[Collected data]
--------------------------------------------------

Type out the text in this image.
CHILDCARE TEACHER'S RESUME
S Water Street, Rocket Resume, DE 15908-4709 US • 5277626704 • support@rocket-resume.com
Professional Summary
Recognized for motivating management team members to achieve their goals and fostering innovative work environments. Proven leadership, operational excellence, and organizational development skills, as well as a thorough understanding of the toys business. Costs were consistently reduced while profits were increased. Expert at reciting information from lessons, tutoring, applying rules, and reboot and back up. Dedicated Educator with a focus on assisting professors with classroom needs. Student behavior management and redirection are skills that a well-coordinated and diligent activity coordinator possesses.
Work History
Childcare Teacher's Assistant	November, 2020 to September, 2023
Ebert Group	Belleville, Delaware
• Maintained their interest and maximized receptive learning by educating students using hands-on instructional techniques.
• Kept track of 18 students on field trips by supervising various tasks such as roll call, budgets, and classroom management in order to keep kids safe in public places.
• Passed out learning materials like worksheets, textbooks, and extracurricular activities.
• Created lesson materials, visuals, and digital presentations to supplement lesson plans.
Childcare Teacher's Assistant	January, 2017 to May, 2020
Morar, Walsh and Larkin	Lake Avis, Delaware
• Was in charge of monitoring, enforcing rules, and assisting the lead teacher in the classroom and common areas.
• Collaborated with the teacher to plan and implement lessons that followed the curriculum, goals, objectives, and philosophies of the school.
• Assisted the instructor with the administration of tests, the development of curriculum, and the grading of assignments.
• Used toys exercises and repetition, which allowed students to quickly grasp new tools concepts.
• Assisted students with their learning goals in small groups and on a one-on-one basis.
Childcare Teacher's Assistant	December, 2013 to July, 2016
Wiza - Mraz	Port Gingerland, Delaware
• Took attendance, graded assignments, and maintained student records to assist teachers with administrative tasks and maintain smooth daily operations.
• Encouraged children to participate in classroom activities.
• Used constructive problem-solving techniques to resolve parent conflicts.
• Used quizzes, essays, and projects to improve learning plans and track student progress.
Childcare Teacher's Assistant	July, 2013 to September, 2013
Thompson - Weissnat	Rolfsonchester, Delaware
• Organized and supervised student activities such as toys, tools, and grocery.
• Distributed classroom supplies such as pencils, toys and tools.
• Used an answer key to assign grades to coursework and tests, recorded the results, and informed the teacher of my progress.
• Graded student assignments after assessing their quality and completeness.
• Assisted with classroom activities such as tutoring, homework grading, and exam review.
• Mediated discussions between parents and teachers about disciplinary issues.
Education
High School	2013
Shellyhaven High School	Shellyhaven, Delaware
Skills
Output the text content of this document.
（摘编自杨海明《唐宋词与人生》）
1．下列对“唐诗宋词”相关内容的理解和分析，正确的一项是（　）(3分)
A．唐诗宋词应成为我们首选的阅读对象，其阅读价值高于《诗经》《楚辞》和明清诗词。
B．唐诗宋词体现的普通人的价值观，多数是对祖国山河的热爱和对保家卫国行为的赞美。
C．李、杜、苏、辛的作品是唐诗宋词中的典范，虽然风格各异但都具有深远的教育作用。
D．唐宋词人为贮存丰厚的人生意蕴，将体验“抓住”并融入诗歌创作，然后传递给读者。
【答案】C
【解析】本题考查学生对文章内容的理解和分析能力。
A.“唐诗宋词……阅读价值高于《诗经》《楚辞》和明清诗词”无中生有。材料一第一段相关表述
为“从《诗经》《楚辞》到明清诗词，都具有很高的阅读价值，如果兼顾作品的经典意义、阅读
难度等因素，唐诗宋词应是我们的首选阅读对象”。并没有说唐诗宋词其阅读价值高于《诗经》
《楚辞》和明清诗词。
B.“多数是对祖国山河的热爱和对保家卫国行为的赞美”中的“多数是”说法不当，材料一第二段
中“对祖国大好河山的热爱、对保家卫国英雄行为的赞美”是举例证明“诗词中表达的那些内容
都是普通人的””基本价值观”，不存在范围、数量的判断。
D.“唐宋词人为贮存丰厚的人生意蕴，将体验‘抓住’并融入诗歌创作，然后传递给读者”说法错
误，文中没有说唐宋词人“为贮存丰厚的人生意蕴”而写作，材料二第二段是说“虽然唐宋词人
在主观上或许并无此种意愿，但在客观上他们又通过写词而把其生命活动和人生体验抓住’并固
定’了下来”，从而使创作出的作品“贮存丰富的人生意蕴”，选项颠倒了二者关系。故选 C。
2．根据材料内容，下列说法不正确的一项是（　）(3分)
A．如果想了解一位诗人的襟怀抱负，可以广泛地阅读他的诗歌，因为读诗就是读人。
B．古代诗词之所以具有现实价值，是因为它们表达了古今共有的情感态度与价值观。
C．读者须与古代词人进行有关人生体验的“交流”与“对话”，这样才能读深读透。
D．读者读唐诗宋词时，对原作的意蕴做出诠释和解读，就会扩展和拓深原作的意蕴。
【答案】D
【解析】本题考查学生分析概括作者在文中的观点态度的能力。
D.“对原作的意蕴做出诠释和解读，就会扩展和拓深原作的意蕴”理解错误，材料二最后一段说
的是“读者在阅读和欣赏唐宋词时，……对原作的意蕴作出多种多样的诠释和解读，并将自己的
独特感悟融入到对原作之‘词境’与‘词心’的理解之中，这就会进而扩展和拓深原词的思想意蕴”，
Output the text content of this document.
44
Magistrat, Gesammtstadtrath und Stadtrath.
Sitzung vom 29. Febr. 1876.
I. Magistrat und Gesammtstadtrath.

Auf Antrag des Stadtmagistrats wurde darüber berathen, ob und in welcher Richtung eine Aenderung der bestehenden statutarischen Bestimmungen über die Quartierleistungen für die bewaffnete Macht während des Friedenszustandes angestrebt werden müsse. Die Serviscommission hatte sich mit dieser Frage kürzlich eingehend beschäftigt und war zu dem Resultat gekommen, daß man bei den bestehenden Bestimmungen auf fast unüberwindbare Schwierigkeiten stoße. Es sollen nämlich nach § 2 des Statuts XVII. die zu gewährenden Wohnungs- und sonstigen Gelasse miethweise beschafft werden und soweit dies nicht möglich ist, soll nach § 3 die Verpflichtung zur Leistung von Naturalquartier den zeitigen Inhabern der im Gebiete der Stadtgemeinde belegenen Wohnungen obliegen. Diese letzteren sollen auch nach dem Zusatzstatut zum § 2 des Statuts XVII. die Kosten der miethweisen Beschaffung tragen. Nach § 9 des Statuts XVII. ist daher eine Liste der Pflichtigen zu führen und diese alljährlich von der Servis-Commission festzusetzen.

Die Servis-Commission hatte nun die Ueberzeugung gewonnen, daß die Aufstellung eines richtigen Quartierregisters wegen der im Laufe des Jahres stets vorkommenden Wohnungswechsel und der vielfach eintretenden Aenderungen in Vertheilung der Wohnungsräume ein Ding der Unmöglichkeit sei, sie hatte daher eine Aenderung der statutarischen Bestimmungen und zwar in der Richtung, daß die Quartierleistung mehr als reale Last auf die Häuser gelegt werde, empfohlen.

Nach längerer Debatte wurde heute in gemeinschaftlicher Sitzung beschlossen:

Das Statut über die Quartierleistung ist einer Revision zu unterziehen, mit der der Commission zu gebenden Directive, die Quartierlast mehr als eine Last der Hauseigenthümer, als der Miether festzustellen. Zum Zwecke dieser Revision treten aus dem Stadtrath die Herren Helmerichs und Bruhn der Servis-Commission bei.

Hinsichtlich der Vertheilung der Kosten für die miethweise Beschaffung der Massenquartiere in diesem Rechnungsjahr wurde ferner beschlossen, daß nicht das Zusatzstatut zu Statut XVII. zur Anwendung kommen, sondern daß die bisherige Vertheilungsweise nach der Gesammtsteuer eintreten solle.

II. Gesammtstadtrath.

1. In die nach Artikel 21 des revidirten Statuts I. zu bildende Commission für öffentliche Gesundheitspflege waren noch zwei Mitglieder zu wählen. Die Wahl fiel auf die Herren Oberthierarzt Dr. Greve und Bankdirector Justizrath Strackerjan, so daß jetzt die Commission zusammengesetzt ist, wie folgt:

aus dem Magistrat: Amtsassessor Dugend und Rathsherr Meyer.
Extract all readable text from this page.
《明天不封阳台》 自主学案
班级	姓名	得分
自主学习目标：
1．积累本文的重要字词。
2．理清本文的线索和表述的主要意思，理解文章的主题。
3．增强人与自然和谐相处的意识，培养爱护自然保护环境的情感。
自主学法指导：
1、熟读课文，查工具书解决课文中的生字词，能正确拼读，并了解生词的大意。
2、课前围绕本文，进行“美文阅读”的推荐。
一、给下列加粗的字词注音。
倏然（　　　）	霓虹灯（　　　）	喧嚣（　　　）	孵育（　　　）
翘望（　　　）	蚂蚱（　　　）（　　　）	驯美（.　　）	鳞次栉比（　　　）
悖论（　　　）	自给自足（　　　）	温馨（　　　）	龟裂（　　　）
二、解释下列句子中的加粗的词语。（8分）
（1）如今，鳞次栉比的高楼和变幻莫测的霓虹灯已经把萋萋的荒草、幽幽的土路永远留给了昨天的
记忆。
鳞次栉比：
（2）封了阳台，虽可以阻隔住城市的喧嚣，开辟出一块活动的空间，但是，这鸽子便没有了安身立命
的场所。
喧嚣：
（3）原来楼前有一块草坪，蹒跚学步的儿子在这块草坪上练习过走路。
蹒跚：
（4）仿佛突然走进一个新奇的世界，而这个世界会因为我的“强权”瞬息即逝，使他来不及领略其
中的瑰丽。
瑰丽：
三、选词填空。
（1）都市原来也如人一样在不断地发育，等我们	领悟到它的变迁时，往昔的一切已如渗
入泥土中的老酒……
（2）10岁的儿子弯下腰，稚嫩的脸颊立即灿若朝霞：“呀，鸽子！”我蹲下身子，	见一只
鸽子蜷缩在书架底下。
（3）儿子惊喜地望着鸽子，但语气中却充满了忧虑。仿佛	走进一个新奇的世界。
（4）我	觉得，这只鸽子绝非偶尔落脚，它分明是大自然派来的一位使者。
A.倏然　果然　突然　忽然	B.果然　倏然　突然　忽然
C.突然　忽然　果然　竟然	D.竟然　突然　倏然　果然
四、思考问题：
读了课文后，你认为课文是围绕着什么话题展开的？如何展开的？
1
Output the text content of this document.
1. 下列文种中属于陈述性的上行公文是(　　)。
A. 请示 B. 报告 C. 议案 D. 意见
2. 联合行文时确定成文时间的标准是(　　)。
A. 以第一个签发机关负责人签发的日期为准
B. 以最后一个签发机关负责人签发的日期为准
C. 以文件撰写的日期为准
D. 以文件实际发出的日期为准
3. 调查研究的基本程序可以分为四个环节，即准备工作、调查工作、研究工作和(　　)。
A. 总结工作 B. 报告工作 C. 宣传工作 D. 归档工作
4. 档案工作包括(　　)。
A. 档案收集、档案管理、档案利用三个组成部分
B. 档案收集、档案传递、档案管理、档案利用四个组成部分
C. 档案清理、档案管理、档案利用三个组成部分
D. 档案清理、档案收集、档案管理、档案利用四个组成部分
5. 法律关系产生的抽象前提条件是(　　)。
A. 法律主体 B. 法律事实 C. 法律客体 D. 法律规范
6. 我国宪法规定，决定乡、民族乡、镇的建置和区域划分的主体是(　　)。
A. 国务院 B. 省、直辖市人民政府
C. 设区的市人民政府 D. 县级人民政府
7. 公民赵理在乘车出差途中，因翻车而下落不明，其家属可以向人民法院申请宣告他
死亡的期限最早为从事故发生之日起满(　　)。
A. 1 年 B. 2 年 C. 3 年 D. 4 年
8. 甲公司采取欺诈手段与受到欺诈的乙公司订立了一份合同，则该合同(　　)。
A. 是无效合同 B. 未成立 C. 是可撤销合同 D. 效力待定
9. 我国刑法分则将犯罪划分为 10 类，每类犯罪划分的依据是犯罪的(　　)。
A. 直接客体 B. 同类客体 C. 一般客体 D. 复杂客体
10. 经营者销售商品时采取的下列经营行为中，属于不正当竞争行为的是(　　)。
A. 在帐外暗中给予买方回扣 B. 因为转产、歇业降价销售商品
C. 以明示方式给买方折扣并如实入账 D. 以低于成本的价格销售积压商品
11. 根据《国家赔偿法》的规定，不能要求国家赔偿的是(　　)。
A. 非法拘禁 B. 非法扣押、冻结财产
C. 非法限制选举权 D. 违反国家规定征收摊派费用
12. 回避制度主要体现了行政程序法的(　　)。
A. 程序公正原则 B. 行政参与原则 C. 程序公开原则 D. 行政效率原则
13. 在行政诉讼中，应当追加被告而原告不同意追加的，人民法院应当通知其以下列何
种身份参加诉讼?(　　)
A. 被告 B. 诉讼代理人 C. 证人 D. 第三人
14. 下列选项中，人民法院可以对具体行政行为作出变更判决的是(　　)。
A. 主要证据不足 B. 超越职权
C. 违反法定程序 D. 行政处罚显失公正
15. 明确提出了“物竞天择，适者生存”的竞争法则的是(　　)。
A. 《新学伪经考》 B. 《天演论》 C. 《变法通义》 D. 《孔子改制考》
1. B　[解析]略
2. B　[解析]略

--------------------------------------------------

● What you are asked to do:
Report the count of lines in the entries that contain the string "tasks", and nothing besides it.

● Completed task:
2